[Exercise task A]:
In the review of the Fall for Dance festival, write out the passage word for word, starting at "Then it was" and ending after "but they managed.".
[Exercise task B]:
Translate this sentence from the review of the Fall for Dance festival into Spanish: "Korbes, a former New York City Ballet dancer, melded passion with delicacy and precision; happily, the PNB will be back in February."
BEGIN Excerpt
NEW YORK — There were gasps and moans of empathetic pain on a recent night at New York City Center, as the audience watched a female dancer from the Australian troupe Circa walk all over her male partner, who was bare-chested, in red stilettos.
It was challenging, but was it dance? On the other hand, who really cared? The Fall for Dance festival is such a delightful mix of offerings that a little S&M-tinged circus hardly seemed out of place.
Where else can you cheer a woman doing some seriously admirable hula hoop work, and also admire Adonis-like Hawaiian men performing traditional hula? How about vigorous hip-hop from South Korea? Classical Indian dance? Good old American tap?
And the most important element: the price, $15 for every seat in the house, guaranteeing a theater full to the gills of happy dance fans every night.
Although extra evenings were added to this year's festival, which ended over the weekend, the formula remained the same: Four companies in each of five programs, for a total of 20 radically different experiences. They came from all over: from India to England, Indonesia to Spain, South Korea to Australia to Minneapolis to, yes, New York as well.
The best performances were often those performed to live music, like that of the masterful South Indian classical dancer Shantala Shivalingappa. What astounded the audience was her strength and control, and the buoyancy of her jumps.
On the same evening, the lovely Carla Korbes and her partner Seth Orza from the Pacific Northwest Ballet performed a duet from Christopher Wheeldon's "Carousel," to live piano accompaniment. Korbes, a former New York City Ballet dancer, melded passion with delicacy and precision; happily, the PNB will be back in February.
Then it was on to choreographer and dancer Jodi Melnick, in a silver hoodie, with an absorbing contemporary piece. And then the crowd-pleaser: the Hawaiian male hula dancers of Ka Leo O Laka I Ka Hikina O Ka La (say that fast). If you thought there was something wimpy about this kind of dance, you had only to look at the hunks performing in the front line, wearing only loincloths at one point. It took a lot of masculinity to pull off another costume, best described as giant giftwrap ribbons — but they managed.
Is tap your thing? Jared Grimes, a talented performer of tap and hip-hop, opened the festival with "Transformation in Tap," a story of his journey through the dance form. The same program boasted the New York premiere of Christopher Wheeldon's "Five Movements, Three Repeats" by Fang-yi Sheu & Artists. The highlight was a stunning pas de deux for the wonderful Wendy Whelan and Tyler Angle, both of City Ballet, to Max Richter's remix of Dinah Washington's "This Bitter Earth." No one does Wheeldon like Whelan, and vice versa; theirs is a terrific and enduring collaboration.
END Excerpt
BEGIN Data
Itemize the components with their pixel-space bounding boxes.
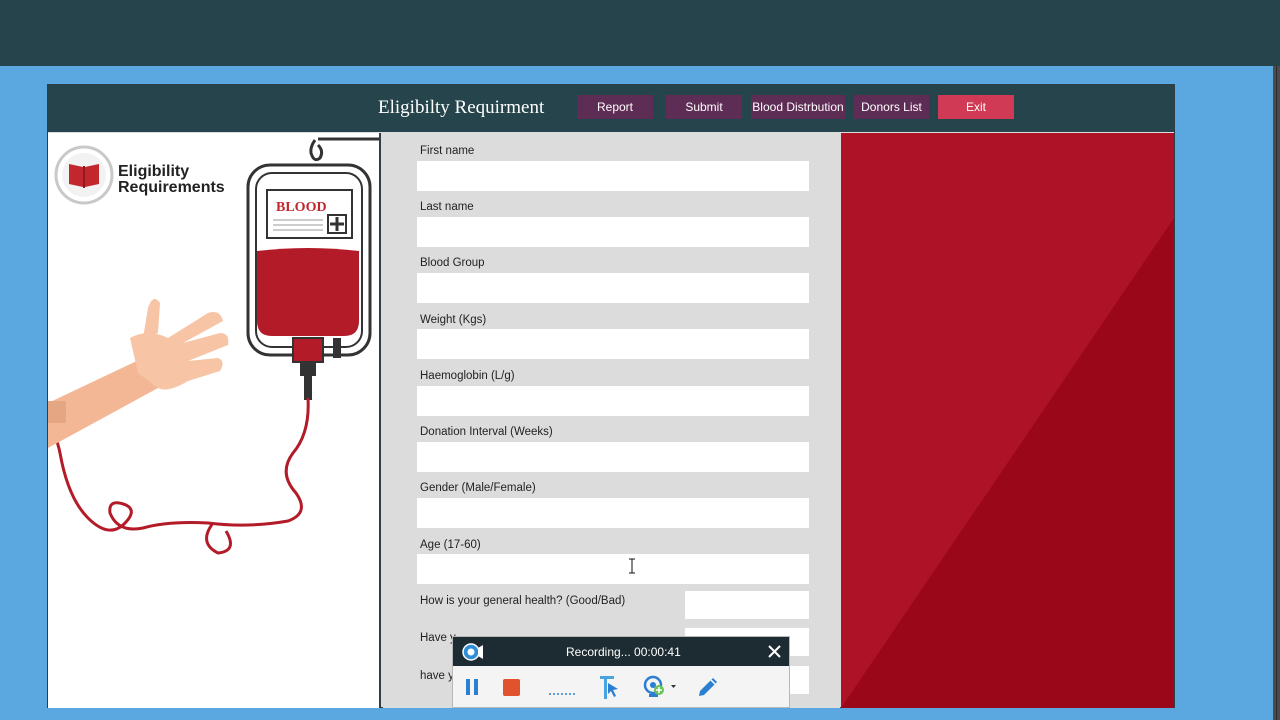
END Data
[Written solution A]:
Then it was on to choreographer and dancer Jodi Melnick, in a silver hoodie, with an absorbing contemporary piece. And then the crowd-pleaser: the Hawaiian male hula dancers of Ka Leo O Laka I Ka Hikina O Ka La (say that fast). If you thought there was something wimpy about this kind of dance, you had only to look at the hunks performing in the front line, wearing only loincloths at one point. It took a lot of masculinity to pull off another costume, best described as giant giftwrap ribbons — but they managed.

[Written solution B]:
Korbes, exbailarina del New York City Ballet, fusionó la pasión con la delicadeza y la precisión; por suerte, el PNB volverá en febrero.